§ Exercise brief
Write out every entry, unchanged. Skip any picture.

(Saved entries)
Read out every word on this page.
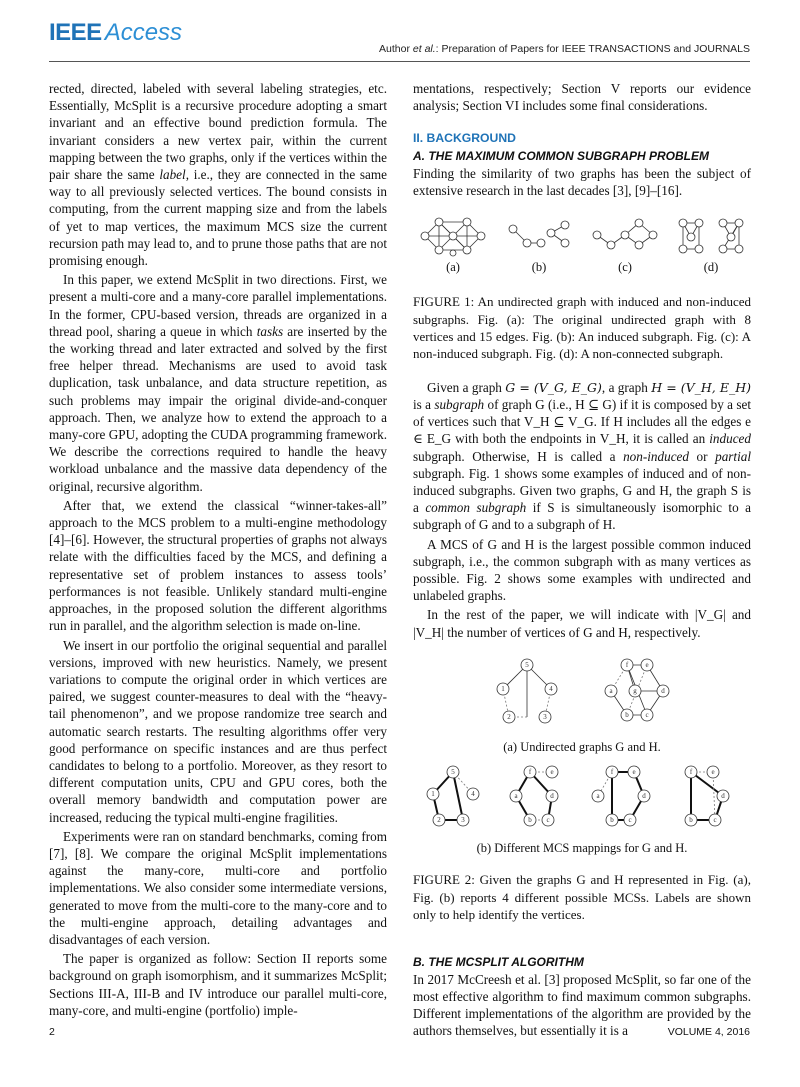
IEEE Access
Author et al.: Preparation of Papers for IEEE TRANSACTIONS and JOURNALS

rected, directed, labeled with several labeling strategies, etc. Essentially, McSplit is a recursive procedure adopting a smart invariant and an effective bound prediction formula. The invariant considers a new vertex pair, within the current mapping between the two graphs, only if the vertices within the pair share the same label, i.e., they are connected in the same way to all previously selected vertices. The bound consists in computing, from the current mapping size and from the labels of yet to map vertices, the maximum MCS size the current recursion path may lead to, and to prune those paths that are not promising enough.

In this paper, we extend McSplit in two directions. First, we present a multi-core and a many-core parallel implementations. In the former, CPU-based version, threads are organized in a thread pool, sharing a queue in which tasks are inserted by the the working thread and later extracted and solved by the first free helper thread. Mechanisms are used to avoid task duplication, task unbalance, and data structure repetition, as such problems may impair the original divide-and-conquer approach. Then, we analyze how to extend the approach to a many-core GPU, adopting the CUDA programming framework. We describe the corrections required to handle the heavy workload unbalance and the massive data dependency of the original, recursive algorithm.

After that, we extend the classical “winner-takes-all” approach to the MCS problem to a multi-engine methodology [4]–[6]. However, the structural properties of graphs not always relate with the difficulties faced by the MCS, and defining a representative set of problem instances to assess tools’ performances is not feasible. Unlikely standard multi-engine approaches, in the proposed solution the different algorithms run in parallel, and the algorithm selection is made on-line.

We insert in our portfolio the original sequential and parallel versions, improved with new heuristics. Namely, we present variations to compute the original order in which vertices are paired, we suggest counter-measures to deal with the “heavy-tail phenomenon”, and we propose randomize tree search and automatic search restarts. The resulting algorithms offer very good performance on specific instances and are thus perfect candidates to belong to a portfolio. Moreover, as they resort to different computation units, CPU and GPU cores, both the overall memory bandwidth and computation power are increased, reducing the typical multi-engine fragilities.

Experiments were ran on standard benchmarks, coming from [7], [8]. We compare the original McSplit implementations against the many-core, multi-core and portfolio implementations. We also consider some intermediate versions, generated to move from the multi-core to the many-core and to the multi-engine approach, detailing advantages and disadvantages of each version.

The paper is organized as follow: Section II reports some background on graph isomorphism, and it summarizes McSplit; Sections III-A, III-B and IV introduce our parallel multi-core, many-core, and multi-engine (portfolio) imple-

mentations, respectively; Section V reports our evidence analysis; Section VI includes some final considerations.

II. BACKGROUND
A. THE MAXIMUM COMMON SUBGRAPH PROBLEM

Finding the similarity of two graphs has been the subject of extensive research in the last decades [3], [9]–[16].

(a)	(b)	(c)	(d)

FIGURE 1: An undirected graph with induced and non-induced subgraphs. Fig. (a): The original undirected graph with 8 vertices and 15 edges. Fig. (b): An induced subgraph. Fig. (c): A non-induced subgraph. Fig. (d): A non-connected subgraph.

Given a graph G = (V_G, E_G), a graph H = (V_H, E_H) is a subgraph of graph G (i.e., H ⊆ G) if it is composed by a set of vertices such that V_H ⊆ V_G. If H includes all the edges e ∈ E_G with both the endpoints in V_H, it is called an induced subgraph. Otherwise, H is called a non-induced or partial subgraph. Fig. 1 shows some examples of induced and of non-induced subgraphs. Given two graphs, G and H, the graph S is a common subgraph if S is simultaneously isomorphic to a subgraph of G and to a subgraph of H.

A MCS of G and H is the largest possible common induced subgraph, i.e., the common subgraph with as many vertices as possible. Fig. 2 shows some examples with undirected and unlabeled graphs.

In the rest of the paper, we will indicate with |V_G| and |V_H| the number of vertices of G and H, respectively.

5
1	4
2	3
f e
a	g	d
b c
(a) Undirected graphs G and H.
5
1	4
2	3
f	e
a	d
b c
f	e
a	d
b c
f	e
d
b	c
(b) Different MCS mappings for G and H.

FIGURE 2: Given the graphs G and H represented in Fig. (a), Fig. (b) reports 4 different possible MCSs. Labels are shown only to help identify the vertices.

B. THE MCSPLIT ALGORITHM

In 2017 McCreesh et al. [3] proposed McSplit, so far one of the most effective algorithm to find maximum common subgraphs. Different implementations of the algorithm are provided by the authors themselves, but essentially it is a

2	VOLUME 4, 2016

§ Complete response
Read out every word on this page.
IEEE Access
Author et al.: Preparation of Papers for IEEE TRANSACTIONS and JOURNALS

rected, directed, labeled with several labeling strategies, etc. Essentially, McSplit is a recursive procedure adopting a smart invariant and an effective bound prediction formula. The invariant considers a new vertex pair, within the current mapping between the two graphs, only if the vertices within the pair share the same label, i.e., they are connected in the same way to all previously selected vertices. The bound consists in computing, from the current mapping size and from the labels of yet to map vertices, the maximum MCS size the current recursion path may lead to, and to prune those paths that are not promising enough.

In this paper, we extend McSplit in two directions. First, we present a multi-core and a many-core parallel implementations. In the former, CPU-based version, threads are organized in a thread pool, sharing a queue in which tasks are inserted by the the working thread and later extracted and solved by the first free helper thread. Mechanisms are used to avoid task duplication, task unbalance, and data structure repetition, as such problems may impair the original divide-and-conquer approach. Then, we analyze how to extend the approach to a many-core GPU, adopting the CUDA programming framework. We describe the corrections required to handle the heavy workload unbalance and the massive data dependency of the original, recursive algorithm.

After that, we extend the classical “winner-takes-all” approach to the MCS problem to a multi-engine methodology [4]–[6]. However, the structural properties of graphs not always relate with the difficulties faced by the MCS, and defining a representative set of problem instances to assess tools’ performances is not feasible. Unlikely standard multi-engine approaches, in the proposed solution the different algorithms run in parallel, and the algorithm selection is made on-line.

We insert in our portfolio the original sequential and parallel versions, improved with new heuristics. Namely, we present variations to compute the original order in which vertices are paired, we suggest counter-measures to deal with the “heavy-tail phenomenon”, and we propose randomize tree search and automatic search restarts. The resulting algorithms offer very good performance on specific instances and are thus perfect candidates to belong to a portfolio. Moreover, as they resort to different computation units, CPU and GPU cores, both the overall memory bandwidth and computation power are increased, reducing the typical multi-engine fragilities.

Experiments were ran on standard benchmarks, coming from [7], [8]. We compare the original McSplit implementations against the many-core, multi-core and portfolio implementations. We also consider some intermediate versions, generated to move from the multi-core to the many-core and to the multi-engine approach, detailing advantages and disadvantages of each version.

The paper is organized as follow: Section II reports some background on graph isomorphism, and it summarizes McSplit; Sections III-A, III-B and IV introduce our parallel multi-core, many-core, and multi-engine (portfolio) imple-

mentations, respectively; Section V reports our evidence analysis; Section VI includes some final considerations.

II. BACKGROUND
A. THE MAXIMUM COMMON SUBGRAPH PROBLEM

Finding the similarity of two graphs has been the subject of extensive research in the last decades [3], [9]–[16].

(a)	(b)	(c)	(d)

FIGURE 1: An undirected graph with induced and non-induced subgraphs. Fig. (a): The original undirected graph with 8 vertices and 15 edges. Fig. (b): An induced subgraph. Fig. (c): A non-induced subgraph. Fig. (d): A non-connected subgraph.

Given a graph G = (V_G, E_G), a graph H = (V_H, E_H) is a subgraph of graph G (i.e., H ⊆ G) if it is composed by a set of vertices such that V_H ⊆ V_G. If H includes all the edges e ∈ E_G with both the endpoints in V_H, it is called an induced subgraph. Otherwise, H is called a non-induced or partial subgraph. Fig. 1 shows some examples of induced and of non-induced subgraphs. Given two graphs, G and H, the graph S is a common subgraph if S is simultaneously isomorphic to a subgraph of G and to a subgraph of H.

A MCS of G and H is the largest possible common induced subgraph, i.e., the common subgraph with as many vertices as possible. Fig. 2 shows some examples with undirected and unlabeled graphs.

In the rest of the paper, we will indicate with |V_G| and |V_H| the number of vertices of G and H, respectively.

5
1	4
2	3
f e
a	g	d
b c
(a) Undirected graphs G and H.
5
1	4
2	3
f	e
a	d
b c
f	e
a	d
b c
f	e
d
b	c
(b) Different MCS mappings for G and H.

FIGURE 2: Given the graphs G and H represented in Fig. (a), Fig. (b) reports 4 different possible MCSs. Labels are shown only to help identify the vertices.

B. THE MCSPLIT ALGORITHM

In 2017 McCreesh et al. [3] proposed McSplit, so far one of the most effective algorithm to find maximum common subgraphs. Different implementations of the algorithm are provided by the authors themselves, but essentially it is a

2	VOLUME 4, 2016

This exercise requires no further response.